--- RECORD EXTRACTS ---

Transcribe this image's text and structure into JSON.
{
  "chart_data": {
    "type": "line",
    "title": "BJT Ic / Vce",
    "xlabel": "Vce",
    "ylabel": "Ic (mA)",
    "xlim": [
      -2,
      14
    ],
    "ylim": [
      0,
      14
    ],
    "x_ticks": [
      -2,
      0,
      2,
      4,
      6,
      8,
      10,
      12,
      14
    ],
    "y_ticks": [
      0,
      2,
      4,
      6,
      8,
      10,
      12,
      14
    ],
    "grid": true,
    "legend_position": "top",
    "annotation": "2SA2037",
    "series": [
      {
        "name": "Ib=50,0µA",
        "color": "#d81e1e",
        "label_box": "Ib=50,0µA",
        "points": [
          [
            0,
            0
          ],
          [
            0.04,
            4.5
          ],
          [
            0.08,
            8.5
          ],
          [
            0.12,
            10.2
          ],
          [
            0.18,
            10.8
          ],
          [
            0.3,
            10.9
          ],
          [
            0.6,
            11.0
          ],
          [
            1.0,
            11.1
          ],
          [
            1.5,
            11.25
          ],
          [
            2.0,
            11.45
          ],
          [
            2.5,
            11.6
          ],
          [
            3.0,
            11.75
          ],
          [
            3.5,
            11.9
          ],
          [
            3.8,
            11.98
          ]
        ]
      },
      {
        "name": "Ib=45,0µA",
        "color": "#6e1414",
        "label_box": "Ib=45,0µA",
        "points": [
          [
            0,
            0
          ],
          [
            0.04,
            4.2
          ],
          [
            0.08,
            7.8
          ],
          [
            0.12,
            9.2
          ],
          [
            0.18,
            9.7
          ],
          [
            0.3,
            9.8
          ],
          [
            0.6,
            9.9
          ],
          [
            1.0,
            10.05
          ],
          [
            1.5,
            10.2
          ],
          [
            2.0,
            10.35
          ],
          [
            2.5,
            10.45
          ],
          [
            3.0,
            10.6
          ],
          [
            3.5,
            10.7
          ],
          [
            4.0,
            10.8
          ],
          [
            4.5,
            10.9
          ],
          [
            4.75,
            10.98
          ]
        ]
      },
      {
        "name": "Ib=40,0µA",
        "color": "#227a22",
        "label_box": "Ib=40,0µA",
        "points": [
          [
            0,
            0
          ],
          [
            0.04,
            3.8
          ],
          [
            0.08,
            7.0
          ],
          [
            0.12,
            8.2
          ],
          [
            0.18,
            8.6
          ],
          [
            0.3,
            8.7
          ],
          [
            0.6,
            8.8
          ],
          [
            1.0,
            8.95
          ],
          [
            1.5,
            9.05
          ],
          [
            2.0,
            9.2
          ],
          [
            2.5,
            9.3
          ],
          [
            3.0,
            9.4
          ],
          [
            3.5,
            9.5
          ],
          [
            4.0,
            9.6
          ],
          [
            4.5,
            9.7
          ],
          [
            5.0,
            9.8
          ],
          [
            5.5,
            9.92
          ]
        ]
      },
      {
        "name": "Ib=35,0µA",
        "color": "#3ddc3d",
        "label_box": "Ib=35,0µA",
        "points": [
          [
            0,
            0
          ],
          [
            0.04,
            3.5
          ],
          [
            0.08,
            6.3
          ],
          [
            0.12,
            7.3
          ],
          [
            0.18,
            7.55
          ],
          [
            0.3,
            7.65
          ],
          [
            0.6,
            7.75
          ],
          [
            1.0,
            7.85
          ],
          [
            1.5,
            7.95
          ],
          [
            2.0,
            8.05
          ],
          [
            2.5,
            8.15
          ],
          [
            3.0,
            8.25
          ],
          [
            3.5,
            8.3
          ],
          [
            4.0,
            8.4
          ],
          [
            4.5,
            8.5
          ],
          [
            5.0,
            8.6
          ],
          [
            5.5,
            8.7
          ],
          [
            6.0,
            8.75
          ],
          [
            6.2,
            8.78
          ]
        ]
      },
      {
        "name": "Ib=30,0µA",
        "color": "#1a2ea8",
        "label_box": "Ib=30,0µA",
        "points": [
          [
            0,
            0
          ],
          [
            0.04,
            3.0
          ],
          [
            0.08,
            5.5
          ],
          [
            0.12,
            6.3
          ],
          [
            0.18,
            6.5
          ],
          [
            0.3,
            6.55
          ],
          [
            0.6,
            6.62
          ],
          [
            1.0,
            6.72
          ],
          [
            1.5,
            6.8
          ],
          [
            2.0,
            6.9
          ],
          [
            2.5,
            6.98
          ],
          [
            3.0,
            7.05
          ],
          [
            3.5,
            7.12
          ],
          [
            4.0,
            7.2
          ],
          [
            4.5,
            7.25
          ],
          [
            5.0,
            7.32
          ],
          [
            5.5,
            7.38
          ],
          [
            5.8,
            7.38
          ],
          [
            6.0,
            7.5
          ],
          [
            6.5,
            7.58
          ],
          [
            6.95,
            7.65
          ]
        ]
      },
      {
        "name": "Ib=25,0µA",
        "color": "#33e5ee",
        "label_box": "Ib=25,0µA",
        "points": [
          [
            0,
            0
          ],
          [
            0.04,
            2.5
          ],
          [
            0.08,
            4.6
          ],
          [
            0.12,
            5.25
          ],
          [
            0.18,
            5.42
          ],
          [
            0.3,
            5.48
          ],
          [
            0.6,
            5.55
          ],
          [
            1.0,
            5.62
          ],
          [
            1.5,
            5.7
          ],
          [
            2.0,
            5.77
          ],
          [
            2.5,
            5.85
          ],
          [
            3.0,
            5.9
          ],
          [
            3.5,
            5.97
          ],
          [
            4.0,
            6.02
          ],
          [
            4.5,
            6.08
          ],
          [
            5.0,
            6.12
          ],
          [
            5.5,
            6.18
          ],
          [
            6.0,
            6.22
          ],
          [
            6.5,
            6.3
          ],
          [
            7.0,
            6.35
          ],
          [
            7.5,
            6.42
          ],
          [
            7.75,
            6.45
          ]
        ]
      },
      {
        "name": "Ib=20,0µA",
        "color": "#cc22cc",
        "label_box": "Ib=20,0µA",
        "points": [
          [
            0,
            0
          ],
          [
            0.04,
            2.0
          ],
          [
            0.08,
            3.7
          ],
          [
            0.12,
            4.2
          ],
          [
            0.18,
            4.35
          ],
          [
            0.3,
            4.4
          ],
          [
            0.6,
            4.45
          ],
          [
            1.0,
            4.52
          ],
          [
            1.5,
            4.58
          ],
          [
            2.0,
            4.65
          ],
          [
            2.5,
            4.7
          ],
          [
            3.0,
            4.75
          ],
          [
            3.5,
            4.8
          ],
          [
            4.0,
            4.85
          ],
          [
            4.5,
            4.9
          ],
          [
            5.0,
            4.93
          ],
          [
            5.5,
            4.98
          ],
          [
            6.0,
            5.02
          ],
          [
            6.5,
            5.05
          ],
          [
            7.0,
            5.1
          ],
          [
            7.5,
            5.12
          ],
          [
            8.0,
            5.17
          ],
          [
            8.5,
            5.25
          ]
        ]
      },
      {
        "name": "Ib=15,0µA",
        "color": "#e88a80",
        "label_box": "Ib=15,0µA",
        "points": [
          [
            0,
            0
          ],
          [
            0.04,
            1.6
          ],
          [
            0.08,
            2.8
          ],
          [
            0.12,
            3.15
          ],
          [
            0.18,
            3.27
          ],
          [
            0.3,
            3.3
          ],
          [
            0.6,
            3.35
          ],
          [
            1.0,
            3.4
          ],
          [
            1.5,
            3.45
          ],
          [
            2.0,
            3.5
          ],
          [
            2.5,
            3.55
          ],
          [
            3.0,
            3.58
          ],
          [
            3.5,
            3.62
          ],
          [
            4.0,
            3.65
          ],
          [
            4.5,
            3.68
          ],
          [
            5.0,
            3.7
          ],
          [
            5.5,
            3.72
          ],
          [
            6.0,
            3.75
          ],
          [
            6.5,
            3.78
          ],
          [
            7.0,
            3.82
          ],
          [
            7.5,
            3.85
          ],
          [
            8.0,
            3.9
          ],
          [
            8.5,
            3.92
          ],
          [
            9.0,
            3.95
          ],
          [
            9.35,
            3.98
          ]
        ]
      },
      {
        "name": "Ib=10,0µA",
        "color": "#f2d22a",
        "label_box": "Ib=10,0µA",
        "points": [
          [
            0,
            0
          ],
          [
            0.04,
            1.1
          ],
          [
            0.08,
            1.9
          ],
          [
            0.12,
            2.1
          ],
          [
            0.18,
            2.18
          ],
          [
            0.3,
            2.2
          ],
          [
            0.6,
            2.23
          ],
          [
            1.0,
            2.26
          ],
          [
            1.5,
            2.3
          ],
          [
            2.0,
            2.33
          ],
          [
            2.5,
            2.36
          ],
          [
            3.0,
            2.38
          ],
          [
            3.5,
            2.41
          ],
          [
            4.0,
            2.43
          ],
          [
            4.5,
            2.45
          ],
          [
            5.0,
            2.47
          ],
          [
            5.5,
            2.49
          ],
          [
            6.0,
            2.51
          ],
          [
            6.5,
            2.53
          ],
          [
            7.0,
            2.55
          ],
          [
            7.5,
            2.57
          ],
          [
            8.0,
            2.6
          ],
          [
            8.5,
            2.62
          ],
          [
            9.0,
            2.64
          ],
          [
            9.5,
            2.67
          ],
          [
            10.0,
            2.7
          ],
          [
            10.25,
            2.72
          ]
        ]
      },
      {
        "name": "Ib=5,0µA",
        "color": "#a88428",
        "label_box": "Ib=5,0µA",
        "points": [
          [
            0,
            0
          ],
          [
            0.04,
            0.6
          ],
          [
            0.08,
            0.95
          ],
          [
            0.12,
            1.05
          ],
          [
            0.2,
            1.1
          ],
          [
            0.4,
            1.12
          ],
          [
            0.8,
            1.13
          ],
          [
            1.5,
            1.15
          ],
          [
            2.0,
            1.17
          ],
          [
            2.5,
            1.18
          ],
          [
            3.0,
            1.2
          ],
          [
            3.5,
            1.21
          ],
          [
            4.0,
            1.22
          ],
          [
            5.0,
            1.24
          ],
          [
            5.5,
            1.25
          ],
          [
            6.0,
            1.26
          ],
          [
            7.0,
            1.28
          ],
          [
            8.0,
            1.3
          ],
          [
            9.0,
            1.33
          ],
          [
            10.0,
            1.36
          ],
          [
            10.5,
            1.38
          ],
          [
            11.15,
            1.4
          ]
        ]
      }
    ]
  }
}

---

### CHALLENGE
Copy all lines from the listing that contain "color".

### ANSWER TO THE PROBLEM
        "color": "#d81e1e",
        "color": "#6e1414",
        "color": "#227a22",
        "color": "#3ddc3d",
        "color": "#1a2ea8",
        "color": "#33e5ee",
        "color": "#cc22cc",
        "color": "#e88a80",
        "color": "#f2d22a",
        "color": "#a88428",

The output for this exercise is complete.